§ **Input for this task**
══════
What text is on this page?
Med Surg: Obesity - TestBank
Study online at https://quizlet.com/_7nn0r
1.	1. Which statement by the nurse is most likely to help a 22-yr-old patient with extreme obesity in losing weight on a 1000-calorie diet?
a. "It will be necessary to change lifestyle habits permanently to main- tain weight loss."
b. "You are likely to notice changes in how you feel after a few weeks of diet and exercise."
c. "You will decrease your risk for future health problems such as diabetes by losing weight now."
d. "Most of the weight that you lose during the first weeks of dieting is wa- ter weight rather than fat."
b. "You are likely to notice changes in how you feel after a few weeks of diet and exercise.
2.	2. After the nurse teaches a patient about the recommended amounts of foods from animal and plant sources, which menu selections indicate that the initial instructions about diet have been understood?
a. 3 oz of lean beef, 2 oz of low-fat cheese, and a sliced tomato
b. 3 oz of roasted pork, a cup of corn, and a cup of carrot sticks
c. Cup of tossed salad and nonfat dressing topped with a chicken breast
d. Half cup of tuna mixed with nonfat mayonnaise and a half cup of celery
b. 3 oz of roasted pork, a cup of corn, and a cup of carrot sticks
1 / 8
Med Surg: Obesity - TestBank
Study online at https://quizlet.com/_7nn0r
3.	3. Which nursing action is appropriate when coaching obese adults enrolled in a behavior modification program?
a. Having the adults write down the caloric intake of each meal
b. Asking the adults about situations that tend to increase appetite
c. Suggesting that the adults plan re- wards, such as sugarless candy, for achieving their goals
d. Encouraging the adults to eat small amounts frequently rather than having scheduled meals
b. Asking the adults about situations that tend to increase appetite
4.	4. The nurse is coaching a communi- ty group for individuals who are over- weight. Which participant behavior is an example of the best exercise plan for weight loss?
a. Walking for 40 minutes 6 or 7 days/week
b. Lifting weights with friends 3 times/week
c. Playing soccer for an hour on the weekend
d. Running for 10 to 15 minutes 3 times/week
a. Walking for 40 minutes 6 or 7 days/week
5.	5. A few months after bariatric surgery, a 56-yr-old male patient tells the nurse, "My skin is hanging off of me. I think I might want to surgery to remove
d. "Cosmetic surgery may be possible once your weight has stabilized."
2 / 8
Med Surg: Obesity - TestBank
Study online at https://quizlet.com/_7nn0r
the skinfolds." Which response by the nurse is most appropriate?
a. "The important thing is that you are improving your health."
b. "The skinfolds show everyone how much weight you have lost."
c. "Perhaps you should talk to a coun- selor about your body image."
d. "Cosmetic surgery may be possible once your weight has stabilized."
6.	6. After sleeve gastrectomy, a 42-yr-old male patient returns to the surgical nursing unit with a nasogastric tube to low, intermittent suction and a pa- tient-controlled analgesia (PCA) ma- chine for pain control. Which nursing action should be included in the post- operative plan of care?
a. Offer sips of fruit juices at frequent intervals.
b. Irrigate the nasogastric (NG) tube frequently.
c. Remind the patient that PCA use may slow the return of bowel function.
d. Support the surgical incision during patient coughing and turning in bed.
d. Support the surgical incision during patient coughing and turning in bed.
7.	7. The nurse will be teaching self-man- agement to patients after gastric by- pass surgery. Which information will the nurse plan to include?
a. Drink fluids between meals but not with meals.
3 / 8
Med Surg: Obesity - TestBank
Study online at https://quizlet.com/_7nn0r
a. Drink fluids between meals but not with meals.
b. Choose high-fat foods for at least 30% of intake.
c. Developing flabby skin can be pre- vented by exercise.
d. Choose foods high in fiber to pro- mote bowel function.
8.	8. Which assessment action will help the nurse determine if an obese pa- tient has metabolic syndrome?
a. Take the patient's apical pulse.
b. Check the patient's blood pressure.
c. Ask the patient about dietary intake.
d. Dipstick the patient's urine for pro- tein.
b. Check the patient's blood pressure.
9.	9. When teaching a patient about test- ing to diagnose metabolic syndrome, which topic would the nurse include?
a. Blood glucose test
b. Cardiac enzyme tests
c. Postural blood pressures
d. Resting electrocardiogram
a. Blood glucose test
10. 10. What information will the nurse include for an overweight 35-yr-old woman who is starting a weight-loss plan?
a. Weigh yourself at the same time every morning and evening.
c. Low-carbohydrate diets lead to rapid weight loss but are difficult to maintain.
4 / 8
══════
Copy out every line of the listing that includes the string "nonfat".

§ **Worked solution**
c. Cup of tossed salad and nonfat dressing topped with a chicken breast
d. Half cup of tuna mixed with nonfat mayonnaise and a half cup of celery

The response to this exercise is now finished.